Directions for this task: Out of all the lines below, count those with the word "xlabel". Give the number only.

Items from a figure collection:
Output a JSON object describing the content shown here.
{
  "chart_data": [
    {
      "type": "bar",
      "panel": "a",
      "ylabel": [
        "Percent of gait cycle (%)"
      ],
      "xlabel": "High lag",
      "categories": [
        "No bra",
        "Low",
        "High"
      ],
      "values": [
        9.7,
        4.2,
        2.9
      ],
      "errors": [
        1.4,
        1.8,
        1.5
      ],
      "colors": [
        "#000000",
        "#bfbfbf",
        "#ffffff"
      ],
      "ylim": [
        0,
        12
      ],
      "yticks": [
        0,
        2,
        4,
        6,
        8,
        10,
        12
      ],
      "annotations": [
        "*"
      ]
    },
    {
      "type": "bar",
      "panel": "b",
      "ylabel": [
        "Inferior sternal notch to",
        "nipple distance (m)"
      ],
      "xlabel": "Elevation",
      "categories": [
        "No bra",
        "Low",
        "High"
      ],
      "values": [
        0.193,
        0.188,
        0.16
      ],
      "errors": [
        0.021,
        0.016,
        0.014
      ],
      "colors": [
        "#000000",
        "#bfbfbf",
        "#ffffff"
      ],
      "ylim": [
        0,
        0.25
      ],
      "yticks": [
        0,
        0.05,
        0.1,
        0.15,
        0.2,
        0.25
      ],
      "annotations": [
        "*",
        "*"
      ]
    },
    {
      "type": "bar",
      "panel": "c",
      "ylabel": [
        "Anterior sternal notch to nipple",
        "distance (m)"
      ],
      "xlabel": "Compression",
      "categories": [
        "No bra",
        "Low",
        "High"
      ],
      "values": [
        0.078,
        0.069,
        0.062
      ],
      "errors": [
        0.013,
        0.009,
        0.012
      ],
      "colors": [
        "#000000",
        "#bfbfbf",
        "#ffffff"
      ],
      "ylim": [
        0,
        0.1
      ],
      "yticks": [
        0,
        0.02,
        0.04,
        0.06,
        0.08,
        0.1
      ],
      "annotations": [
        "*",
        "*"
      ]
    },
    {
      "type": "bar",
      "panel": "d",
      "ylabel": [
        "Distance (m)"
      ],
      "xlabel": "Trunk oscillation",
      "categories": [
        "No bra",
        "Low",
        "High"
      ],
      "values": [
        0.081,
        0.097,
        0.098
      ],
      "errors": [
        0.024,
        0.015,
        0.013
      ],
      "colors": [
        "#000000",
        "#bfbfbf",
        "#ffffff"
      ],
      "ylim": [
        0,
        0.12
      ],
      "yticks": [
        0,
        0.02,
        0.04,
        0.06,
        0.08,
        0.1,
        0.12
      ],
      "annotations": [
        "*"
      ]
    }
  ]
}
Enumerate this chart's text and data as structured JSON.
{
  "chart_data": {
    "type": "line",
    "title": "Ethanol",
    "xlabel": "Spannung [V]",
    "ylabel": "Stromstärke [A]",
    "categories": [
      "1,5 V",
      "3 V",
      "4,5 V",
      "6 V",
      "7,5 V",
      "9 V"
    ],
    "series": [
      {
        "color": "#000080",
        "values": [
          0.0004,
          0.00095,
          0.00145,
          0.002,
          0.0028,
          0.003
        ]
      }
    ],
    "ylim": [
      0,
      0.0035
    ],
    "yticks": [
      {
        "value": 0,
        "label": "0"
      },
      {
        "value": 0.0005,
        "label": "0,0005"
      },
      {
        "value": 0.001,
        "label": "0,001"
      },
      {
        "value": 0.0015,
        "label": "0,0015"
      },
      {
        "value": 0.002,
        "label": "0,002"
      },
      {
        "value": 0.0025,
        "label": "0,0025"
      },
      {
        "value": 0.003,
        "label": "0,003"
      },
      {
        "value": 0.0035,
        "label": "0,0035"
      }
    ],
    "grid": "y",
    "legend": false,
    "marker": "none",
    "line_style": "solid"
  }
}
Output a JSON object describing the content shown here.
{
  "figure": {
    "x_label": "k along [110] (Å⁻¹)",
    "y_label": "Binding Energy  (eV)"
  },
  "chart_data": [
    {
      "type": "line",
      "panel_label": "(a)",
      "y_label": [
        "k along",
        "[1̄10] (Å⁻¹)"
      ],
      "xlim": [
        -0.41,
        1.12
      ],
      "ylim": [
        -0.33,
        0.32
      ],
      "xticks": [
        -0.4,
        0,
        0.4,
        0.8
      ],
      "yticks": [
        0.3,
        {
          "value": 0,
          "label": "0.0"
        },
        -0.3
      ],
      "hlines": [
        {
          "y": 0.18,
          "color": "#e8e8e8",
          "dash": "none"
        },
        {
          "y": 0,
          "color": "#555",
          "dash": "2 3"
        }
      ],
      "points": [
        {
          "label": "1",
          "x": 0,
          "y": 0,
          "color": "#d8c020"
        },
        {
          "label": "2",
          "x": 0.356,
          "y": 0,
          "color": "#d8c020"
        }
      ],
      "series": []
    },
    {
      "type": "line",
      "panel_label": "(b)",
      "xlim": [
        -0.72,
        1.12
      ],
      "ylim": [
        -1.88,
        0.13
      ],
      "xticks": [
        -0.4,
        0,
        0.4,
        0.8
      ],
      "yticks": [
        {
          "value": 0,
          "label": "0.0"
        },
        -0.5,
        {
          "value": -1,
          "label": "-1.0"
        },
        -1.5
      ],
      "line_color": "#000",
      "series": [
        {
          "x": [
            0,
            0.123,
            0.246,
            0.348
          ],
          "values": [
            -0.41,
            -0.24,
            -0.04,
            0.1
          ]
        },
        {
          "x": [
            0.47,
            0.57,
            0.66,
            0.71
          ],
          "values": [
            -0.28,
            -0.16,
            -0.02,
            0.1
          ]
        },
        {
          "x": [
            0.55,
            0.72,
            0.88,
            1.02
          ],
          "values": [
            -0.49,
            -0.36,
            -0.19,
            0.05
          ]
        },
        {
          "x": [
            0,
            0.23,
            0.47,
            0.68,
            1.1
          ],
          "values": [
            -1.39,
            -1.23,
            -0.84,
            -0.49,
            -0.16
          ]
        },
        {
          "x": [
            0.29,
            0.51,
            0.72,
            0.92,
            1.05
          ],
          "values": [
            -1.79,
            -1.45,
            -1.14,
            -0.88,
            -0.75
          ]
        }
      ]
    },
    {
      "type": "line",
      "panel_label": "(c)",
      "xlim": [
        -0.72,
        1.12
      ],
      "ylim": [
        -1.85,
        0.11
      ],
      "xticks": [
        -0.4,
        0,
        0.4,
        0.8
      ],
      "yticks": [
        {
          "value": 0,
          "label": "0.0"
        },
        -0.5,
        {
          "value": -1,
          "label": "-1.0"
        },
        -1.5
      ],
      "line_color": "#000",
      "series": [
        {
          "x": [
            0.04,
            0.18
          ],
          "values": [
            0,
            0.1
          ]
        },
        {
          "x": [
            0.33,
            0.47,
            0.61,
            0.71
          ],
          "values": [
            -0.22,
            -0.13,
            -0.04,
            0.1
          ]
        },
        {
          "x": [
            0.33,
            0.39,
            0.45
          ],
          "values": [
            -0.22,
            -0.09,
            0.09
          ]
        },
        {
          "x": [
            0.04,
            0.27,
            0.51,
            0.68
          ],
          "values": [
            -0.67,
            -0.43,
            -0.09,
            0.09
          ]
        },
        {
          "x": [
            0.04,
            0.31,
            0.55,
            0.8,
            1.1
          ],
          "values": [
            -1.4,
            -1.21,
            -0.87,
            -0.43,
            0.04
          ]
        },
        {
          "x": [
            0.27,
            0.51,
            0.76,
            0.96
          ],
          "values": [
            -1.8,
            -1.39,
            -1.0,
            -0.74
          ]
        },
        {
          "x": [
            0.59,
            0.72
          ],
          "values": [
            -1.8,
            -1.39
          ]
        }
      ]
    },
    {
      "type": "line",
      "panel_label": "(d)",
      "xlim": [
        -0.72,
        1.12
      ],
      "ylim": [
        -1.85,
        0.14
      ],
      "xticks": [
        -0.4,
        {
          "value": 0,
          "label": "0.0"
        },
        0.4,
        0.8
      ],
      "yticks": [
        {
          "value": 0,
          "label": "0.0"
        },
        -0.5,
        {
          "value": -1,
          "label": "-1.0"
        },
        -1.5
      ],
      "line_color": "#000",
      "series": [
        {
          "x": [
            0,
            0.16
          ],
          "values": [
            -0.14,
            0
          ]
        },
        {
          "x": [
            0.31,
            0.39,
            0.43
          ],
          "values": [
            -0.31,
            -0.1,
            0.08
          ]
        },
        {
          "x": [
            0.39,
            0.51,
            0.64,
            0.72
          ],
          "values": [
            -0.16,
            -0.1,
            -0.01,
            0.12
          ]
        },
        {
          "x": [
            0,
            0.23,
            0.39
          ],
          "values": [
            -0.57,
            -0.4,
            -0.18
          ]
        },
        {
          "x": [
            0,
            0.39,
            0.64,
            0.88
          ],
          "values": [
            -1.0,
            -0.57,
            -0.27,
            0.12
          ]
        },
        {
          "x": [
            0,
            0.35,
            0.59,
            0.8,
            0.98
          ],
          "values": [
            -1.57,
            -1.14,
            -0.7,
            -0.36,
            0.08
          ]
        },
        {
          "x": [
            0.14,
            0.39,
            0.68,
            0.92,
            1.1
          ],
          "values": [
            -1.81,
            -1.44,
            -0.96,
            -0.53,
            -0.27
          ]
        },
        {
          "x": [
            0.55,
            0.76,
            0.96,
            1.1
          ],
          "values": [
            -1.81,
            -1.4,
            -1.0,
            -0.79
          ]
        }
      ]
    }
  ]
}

Solved exercise: 5